WHAT IS BEING ASKED
Write out the whole listing exactly as it stands.

STORED DATA
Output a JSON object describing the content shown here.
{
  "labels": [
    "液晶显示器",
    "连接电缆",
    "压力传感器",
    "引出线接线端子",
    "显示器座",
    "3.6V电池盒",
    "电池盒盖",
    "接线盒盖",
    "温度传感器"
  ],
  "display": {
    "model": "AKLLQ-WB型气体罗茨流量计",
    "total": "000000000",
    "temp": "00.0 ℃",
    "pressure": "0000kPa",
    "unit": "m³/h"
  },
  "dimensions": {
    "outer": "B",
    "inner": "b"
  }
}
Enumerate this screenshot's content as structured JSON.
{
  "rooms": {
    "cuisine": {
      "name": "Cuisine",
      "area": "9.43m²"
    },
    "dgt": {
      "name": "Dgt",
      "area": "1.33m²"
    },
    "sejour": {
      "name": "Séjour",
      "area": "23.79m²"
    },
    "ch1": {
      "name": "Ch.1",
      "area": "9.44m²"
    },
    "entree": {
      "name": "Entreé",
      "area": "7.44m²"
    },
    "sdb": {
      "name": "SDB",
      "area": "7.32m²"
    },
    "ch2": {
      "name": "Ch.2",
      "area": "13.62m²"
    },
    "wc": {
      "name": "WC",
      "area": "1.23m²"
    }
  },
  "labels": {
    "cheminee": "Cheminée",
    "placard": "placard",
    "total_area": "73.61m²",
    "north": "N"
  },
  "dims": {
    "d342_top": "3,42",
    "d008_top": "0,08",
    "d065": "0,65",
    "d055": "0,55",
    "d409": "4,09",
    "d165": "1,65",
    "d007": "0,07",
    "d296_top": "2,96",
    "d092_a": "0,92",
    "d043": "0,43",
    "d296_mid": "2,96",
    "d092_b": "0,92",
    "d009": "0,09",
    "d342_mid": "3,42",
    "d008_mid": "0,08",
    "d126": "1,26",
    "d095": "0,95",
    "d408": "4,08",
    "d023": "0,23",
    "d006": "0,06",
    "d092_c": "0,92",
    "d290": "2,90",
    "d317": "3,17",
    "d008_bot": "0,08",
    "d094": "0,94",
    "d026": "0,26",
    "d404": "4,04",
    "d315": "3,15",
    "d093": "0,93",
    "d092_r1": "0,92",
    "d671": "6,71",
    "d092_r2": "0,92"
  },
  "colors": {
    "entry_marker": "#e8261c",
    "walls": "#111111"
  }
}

EXERCISE OUTPUT
Output a JSON object describing the content shown here.
{
  "labels": [
    "液晶显示器",
    "连接电缆",
    "压力传感器",
    "引出线接线端子",
    "显示器座",
    "3.6V电池盒",
    "电池盒盖",
    "接线盒盖",
    "温度传感器"
  ],
  "display": {
    "model": "AKLLQ-WB型气体罗茨流量计",
    "total": "000000000",
    "temp": "00.0 ℃",
    "pressure": "0000kPa",
    "unit": "m³/h"
  },
  "dimensions": {
    "outer": "B",
    "inner": "b"
  }
}
Enumerate this screenshot's content as structured JSON.
{
  "rooms": {
    "cuisine": {
      "name": "Cuisine",
      "area": "9.43m²"
    },
    "dgt": {
      "name": "Dgt",
      "area": "1.33m²"
    },
    "sejour": {
      "name": "Séjour",
      "area": "23.79m²"
    },
    "ch1": {
      "name": "Ch.1",
      "area": "9.44m²"
    },
    "entree": {
      "name": "Entreé",
      "area": "7.44m²"
    },
    "sdb": {
      "name": "SDB",
      "area": "7.32m²"
    },
    "ch2": {
      "name": "Ch.2",
      "area": "13.62m²"
    },
    "wc": {
      "name": "WC",
      "area": "1.23m²"
    }
  },
  "labels": {
    "cheminee": "Cheminée",
    "placard": "placard",
    "total_area": "73.61m²",
    "north": "N"
  },
  "dims": {
    "d342_top": "3,42",
    "d008_top": "0,08",
    "d065": "0,65",
    "d055": "0,55",
    "d409": "4,09",
    "d165": "1,65",
    "d007": "0,07",
    "d296_top": "2,96",
    "d092_a": "0,92",
    "d043": "0,43",
    "d296_mid": "2,96",
    "d092_b": "0,92",
    "d009": "0,09",
    "d342_mid": "3,42",
    "d008_mid": "0,08",
    "d126": "1,26",
    "d095": "0,95",
    "d408": "4,08",
    "d023": "0,23",
    "d006": "0,06",
    "d092_c": "0,92",
    "d290": "2,90",
    "d317": "3,17",
    "d008_bot": "0,08",
    "d094": "0,94",
    "d026": "0,26",
    "d404": "4,04",
    "d315": "3,15",
    "d093": "0,93",
    "d092_r1": "0,92",
    "d671": "6,71",
    "d092_r2": "0,92"
  },
  "colors": {
    "entry_marker": "#e8261c",
    "walls": "#111111"
  }
}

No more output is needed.